• TRECHO PARA LEITURA:
━━━━━━━━━━━━━━━━

Sim, o Parque Vale dos Canyons em Canela, é uma experiência sem igual na serra gaúcha, não é frase de efeito para chamar a tua atenção. São apenas R$ 25 por pessoa e não os preços exorbitantes que vemos sendo cobrados nos outros lugares. E são apenas esses 25 reais que vamos pagar. Não há valores acrescidos a cada passo que você queira dar, como acontece nos outros parques. Sem limite de tempo de permanência, podemos passar o dia inteiro lá. Pouco fluxo de pessoas porque a avalanche de gente vai para o parque seguinte, o do Skyglass – antes apenas chamado de Parque da Ferradura. E ainda tem a trilha de 30 minutos até o Rio Caí lá embaixo.
O Bruno e eu viajamos com frequência para a serra gaúcha pela conveniência de ser um destino próximo. De Porto Alegre a Gramado/Canela não chega a dar duas horas de viagem. E como já conhecemos os principais pontos turísticos, priorizamos passear por outros lugares e ter experiências em que possamos ficar em meio à natureza. Sempre foi o tipo de passeio que nos atrai. E na medida em que a gente estuda sobre como plantar nosso alimento, os manejos de solo, de florestas, de água, e sobre os sistemas de cooperação na natureza, essa relação próxima com esses espaços se intensifica. É nesse tipo de lugar que a gente gosta de estar.

━━━━━━━━━━━━━━━━

• DADOS REGISTRADOS:
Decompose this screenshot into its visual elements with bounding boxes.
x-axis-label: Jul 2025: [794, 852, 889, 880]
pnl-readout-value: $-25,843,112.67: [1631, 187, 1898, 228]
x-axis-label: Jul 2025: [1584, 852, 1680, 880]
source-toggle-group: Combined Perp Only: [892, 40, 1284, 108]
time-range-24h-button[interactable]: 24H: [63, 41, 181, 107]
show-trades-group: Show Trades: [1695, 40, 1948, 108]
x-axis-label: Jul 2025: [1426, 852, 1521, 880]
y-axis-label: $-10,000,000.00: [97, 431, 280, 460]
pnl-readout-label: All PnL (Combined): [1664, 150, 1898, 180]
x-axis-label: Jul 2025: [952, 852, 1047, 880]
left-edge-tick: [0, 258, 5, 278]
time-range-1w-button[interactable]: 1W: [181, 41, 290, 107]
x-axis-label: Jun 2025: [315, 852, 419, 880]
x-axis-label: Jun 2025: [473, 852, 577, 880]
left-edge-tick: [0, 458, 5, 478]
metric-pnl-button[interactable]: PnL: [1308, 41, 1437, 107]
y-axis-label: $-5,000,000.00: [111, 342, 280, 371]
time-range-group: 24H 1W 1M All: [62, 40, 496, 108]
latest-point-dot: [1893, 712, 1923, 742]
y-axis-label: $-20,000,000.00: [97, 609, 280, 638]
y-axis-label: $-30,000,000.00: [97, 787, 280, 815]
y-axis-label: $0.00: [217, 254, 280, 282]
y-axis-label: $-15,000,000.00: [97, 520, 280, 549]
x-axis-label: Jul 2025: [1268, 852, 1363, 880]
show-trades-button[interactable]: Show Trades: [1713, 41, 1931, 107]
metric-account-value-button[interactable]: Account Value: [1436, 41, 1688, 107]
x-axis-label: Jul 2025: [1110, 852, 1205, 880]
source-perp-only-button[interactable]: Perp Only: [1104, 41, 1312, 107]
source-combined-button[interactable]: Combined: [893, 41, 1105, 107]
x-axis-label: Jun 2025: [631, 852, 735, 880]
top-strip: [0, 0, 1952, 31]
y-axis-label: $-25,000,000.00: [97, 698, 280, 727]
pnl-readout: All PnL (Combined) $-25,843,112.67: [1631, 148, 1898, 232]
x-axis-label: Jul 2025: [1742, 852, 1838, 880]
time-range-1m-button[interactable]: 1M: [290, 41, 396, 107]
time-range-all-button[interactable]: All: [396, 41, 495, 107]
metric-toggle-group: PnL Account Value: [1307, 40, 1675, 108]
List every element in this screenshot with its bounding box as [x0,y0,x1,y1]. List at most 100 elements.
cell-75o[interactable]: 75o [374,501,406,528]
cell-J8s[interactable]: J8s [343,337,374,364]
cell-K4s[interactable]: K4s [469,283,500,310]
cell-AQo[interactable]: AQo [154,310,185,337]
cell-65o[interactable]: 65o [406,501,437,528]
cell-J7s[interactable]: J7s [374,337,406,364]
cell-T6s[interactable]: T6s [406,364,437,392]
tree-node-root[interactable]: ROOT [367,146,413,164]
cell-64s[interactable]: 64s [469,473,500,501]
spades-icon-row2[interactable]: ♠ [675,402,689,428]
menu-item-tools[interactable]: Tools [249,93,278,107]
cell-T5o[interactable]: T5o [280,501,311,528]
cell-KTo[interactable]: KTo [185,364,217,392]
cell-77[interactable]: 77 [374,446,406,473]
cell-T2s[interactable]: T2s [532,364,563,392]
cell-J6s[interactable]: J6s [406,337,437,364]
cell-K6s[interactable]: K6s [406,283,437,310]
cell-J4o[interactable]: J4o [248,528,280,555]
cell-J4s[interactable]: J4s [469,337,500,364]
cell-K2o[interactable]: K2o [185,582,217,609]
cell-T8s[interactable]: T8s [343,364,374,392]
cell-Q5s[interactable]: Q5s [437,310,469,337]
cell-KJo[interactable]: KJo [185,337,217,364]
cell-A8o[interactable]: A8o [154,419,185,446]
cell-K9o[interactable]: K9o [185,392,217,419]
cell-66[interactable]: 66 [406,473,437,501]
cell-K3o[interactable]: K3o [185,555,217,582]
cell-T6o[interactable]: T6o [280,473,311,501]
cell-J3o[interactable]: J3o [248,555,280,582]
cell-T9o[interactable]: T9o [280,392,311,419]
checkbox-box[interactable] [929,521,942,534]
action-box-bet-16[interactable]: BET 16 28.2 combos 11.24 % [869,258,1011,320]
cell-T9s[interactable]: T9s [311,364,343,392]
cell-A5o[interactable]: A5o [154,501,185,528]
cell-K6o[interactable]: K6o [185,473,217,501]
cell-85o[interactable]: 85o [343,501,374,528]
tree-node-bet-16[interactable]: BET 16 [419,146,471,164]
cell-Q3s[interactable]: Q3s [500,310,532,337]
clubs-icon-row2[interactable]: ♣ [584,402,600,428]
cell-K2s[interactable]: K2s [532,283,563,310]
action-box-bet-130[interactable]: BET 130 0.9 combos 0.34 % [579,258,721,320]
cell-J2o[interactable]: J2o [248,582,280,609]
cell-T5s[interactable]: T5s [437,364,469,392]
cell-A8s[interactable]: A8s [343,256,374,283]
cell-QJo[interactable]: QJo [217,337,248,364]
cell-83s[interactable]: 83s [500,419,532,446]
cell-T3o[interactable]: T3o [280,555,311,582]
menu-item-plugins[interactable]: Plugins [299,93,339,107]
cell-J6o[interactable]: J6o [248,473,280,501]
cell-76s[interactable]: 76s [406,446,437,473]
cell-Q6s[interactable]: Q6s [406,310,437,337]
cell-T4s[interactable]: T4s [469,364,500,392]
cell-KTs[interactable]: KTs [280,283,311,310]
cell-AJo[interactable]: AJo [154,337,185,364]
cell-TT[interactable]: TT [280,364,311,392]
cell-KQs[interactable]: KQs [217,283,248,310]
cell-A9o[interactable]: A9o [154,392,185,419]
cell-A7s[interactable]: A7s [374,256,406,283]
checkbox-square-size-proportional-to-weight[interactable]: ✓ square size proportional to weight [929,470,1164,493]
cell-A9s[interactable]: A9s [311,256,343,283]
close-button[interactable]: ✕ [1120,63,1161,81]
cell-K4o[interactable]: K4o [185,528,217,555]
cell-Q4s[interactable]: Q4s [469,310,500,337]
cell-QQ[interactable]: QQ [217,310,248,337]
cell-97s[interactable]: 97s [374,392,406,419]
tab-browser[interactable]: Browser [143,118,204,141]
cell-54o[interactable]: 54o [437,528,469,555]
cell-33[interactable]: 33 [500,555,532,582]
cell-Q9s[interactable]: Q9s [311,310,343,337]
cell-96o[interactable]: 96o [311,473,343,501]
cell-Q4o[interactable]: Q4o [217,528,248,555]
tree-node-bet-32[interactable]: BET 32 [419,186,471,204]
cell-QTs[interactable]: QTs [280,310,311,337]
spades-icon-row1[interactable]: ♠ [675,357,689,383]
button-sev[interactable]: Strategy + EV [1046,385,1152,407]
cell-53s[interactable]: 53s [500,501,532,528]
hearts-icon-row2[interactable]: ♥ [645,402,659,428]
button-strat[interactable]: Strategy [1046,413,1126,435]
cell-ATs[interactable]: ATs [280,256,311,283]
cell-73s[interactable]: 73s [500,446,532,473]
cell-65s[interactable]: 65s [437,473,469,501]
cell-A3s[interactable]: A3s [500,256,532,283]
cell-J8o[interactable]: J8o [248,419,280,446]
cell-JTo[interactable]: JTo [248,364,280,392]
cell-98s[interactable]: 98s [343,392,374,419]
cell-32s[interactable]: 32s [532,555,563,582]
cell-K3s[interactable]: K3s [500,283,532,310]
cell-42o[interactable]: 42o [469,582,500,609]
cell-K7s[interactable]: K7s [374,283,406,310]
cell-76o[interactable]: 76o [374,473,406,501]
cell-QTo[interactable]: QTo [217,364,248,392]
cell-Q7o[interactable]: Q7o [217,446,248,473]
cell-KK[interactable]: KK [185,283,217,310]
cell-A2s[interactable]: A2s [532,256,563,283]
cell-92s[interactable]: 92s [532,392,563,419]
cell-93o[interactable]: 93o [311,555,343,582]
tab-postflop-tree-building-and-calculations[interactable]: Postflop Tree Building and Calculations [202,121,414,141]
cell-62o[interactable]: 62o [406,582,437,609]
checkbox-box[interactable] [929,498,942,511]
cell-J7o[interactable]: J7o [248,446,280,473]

━━━━━━━━━━━━━━━━

• TAREFAS OBRIGATÓRIAS:
1 - Diga se cada afirmação abaixo está de acordo com o trecho sobre o Parque Vale dos Canyons, respondendo sim ou não e citando as palavras do trecho que decidem a questão. (a) A entrada custa R$ 25 por pessoa. (b) O parque impõe um limite de tempo de permanência. (c) A viagem de Porto Alegre a Gramado/Canela leva mais de três horas.
2 - Transcreva como uma lista JSON de strings, com uma string por linha e sem as linhas em branco, tudo o que vai do início das linhas registradas até a linha que contém "x-axis-label: Jul 2025: [1742, 852, 1838, 880]", incluindo as duas pontas.
As linhas registradas não têm relação com o trecho.

• RESULTADOS:
1 -
(a) Sim: "São apenas R$ 25 por pessoa".
(b) Não: "Sem limite de tempo de permanência, podemos passar o dia inteiro lá."
(c) Não: "De Porto Alegre a Gramado/Canela não chega a dar duas horas de viagem."

2 -
[
  "Decompose this screenshot into its visual elements with bounding boxes.",
  "x-axis-label: Jul 2025: [794, 852, 889, 880]",
  "pnl-readout-value: $-25,843,112.67: [1631, 187, 1898, 228]",
  "x-axis-label: Jul 2025: [1584, 852, 1680, 880]",
  "source-toggle-group: Combined Perp Only: [892, 40, 1284, 108]",
  "time-range-24h-button[interactable]: 24H: [63, 41, 181, 107]",
  "show-trades-group: Show Trades: [1695, 40, 1948, 108]",
  "x-axis-label: Jul 2025: [1426, 852, 1521, 880]",
  "y-axis-label: $-10,000,000.00: [97, 431, 280, 460]",
  "pnl-readout-label: All PnL (Combined): [1664, 150, 1898, 180]",
  "x-axis-label: Jul 2025: [952, 852, 1047, 880]",
  "left-edge-tick: [0, 258, 5, 278]",
  "time-range-1w-button[interactable]: 1W: [181, 41, 290, 107]",
  "x-axis-label: Jun 2025: [315, 852, 419, 880]",
  "x-axis-label: Jun 2025: [473, 852, 577, 880]",
  "left-edge-tick: [0, 458, 5, 478]",
  "metric-pnl-button[interactable]: PnL: [1308, 41, 1437, 107]",
  "y-axis-label: $-5,000,000.00: [111, 342, 280, 371]",
  "time-range-group: 24H 1W 1M All: [62, 40, 496, 108]",
  "latest-point-dot: [1893, 712, 1923, 742]",
  "y-axis-label: $-20,000,000.00: [97, 609, 280, 638]",
  "y-axis-label: $-30,000,000.00: [97, 787, 280, 815]",
  "y-axis-label: $0.00: [217, 254, 280, 282]",
  "y-axis-label: $-15,000,000.00: [97, 520, 280, 549]",
  "x-axis-label: Jul 2025: [1268, 852, 1363, 880]",
  "show-trades-button[interactable]: Show Trades: [1713, 41, 1931, 107]",
  "metric-account-value-button[interactable]: Account Value: [1436, 41, 1688, 107]",
  "x-axis-label: Jul 2025: [1110, 852, 1205, 880]",
  "source-perp-only-button[interactable]: Perp Only: [1104, 41, 1312, 107]",
  "source-combined-button[interactable]: Combined: [893, 41, 1105, 107]",
  "x-axis-label: Jun 2025: [631, 852, 735, 880]",
  "top-strip: [0, 0, 1952, 31]",
  "y-axis-label: $-25,000,000.00: [97, 698, 280, 727]",
  "pnl-readout: All PnL (Combined) $-25,843,112.67: [1631, 148, 1898, 232]",
  "x-axis-label: Jul 2025: [1742, 852, 1838, 880]"
]